## WRITTEN EXERCISE
Using the listing below, select the lines with the word "getBlackHeight" and copy them.

## Extracted data entries
--------------------------------
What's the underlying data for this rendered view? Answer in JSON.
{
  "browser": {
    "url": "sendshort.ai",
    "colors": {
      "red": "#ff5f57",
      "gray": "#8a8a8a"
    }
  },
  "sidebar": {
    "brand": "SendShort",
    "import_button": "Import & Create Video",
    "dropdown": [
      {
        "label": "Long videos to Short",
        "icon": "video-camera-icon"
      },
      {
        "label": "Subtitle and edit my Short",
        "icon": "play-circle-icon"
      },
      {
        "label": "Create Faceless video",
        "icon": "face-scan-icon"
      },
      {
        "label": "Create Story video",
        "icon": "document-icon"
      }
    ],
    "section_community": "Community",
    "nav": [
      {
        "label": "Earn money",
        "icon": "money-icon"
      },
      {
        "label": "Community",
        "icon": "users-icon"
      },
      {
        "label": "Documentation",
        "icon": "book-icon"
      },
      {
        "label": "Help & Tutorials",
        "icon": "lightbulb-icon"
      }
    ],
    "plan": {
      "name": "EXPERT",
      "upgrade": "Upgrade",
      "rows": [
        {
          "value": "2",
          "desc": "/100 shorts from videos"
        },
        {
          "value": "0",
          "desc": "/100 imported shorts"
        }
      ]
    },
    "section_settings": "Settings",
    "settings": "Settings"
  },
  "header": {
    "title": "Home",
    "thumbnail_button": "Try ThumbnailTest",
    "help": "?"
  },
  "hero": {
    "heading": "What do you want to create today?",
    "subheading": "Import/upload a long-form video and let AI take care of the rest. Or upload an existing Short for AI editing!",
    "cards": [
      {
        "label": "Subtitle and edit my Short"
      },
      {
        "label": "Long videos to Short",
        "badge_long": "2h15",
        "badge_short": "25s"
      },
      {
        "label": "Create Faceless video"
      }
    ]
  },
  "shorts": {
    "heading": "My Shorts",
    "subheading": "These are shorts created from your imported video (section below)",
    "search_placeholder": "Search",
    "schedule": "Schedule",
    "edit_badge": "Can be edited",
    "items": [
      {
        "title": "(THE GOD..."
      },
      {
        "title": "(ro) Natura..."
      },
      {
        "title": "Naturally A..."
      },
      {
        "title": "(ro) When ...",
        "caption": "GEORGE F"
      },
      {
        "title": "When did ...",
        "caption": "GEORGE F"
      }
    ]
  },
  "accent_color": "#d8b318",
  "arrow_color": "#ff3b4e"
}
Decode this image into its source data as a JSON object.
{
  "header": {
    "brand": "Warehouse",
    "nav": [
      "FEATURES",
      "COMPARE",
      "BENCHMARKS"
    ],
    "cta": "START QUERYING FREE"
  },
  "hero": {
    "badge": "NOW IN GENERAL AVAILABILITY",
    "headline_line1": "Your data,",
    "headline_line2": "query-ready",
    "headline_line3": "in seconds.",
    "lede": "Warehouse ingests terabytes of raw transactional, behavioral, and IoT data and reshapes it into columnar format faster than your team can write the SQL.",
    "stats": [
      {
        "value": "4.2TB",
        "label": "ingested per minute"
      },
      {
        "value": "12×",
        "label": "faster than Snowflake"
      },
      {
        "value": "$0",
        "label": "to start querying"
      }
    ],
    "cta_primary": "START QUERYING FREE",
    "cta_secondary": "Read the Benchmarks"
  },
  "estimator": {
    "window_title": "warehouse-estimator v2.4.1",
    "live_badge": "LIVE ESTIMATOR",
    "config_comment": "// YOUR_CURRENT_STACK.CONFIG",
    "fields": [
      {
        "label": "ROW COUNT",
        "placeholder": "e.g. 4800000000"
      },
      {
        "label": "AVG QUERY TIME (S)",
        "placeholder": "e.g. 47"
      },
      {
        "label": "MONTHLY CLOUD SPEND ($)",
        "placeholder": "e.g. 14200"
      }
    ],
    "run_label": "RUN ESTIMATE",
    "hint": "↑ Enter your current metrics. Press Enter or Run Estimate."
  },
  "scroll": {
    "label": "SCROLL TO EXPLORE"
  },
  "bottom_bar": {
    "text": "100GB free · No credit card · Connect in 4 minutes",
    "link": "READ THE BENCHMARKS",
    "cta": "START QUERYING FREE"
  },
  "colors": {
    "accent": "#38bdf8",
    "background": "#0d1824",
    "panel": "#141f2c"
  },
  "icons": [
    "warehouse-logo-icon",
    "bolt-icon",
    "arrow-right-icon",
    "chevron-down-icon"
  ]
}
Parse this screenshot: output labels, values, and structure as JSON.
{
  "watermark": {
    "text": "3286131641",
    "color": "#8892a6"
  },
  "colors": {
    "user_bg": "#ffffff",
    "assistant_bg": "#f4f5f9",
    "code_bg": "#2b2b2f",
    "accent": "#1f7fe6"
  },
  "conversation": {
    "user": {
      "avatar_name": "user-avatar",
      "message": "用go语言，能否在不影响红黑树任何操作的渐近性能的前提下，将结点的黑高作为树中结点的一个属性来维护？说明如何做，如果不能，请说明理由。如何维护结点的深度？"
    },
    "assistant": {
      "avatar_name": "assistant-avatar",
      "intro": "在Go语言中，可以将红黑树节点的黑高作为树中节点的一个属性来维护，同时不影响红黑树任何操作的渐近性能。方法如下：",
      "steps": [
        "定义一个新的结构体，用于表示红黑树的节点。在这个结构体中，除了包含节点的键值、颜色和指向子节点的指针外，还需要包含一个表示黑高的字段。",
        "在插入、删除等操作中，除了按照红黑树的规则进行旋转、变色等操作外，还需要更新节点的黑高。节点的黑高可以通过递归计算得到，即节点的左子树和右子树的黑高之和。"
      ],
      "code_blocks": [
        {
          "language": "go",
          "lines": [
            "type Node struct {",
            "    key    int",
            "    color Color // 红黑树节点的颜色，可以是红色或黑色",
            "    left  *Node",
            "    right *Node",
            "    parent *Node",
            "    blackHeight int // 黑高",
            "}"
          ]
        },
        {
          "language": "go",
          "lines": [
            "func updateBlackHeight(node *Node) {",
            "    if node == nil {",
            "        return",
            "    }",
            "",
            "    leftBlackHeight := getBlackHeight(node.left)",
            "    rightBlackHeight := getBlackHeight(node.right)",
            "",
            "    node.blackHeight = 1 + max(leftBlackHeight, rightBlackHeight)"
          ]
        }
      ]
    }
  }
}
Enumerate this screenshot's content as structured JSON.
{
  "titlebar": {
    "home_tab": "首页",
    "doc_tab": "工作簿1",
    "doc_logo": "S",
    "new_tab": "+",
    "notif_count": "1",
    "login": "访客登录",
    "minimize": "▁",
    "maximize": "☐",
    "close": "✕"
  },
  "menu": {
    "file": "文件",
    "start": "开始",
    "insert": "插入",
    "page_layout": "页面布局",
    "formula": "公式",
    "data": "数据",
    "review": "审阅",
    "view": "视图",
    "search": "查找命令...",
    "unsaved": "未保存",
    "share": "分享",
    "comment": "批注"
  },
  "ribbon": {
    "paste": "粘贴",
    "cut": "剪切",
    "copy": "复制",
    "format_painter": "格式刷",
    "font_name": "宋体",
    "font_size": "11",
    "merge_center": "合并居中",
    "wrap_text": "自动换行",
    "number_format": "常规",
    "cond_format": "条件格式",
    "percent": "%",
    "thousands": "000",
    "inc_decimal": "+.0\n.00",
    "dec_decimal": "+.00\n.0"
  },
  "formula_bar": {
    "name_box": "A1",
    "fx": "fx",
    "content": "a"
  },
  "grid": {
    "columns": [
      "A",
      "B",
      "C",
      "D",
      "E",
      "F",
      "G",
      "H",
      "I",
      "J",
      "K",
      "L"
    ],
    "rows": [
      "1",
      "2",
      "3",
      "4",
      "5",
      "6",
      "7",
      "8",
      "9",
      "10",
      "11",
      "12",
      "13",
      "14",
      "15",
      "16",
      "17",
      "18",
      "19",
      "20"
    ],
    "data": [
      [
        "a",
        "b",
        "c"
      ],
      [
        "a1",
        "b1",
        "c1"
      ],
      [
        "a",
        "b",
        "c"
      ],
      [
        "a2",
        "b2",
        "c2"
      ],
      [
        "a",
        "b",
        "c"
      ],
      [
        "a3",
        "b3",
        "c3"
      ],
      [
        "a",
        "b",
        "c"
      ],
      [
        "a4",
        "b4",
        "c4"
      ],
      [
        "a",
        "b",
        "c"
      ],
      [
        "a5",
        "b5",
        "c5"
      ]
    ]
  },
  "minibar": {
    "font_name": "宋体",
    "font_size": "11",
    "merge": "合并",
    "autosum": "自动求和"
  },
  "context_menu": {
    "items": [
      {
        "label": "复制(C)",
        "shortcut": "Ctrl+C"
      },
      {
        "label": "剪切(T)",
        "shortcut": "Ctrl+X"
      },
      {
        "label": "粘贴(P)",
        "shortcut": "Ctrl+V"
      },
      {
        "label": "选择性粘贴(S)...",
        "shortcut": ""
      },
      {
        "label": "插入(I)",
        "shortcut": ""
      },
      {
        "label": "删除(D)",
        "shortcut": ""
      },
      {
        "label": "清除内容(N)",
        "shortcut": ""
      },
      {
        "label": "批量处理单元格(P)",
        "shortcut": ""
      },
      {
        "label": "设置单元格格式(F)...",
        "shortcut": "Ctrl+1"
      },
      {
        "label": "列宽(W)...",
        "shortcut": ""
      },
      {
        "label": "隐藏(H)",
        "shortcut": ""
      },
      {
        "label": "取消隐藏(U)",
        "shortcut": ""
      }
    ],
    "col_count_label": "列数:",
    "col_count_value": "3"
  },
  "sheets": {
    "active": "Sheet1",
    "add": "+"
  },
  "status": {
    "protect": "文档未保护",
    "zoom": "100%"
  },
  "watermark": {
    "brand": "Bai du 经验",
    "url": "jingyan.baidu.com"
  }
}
--------------------------------
## CORRECT ANSWER
            "    leftBlackHeight := getBlackHeight(node.left)",
            "    rightBlackHeight := getBlackHeight(node.right)",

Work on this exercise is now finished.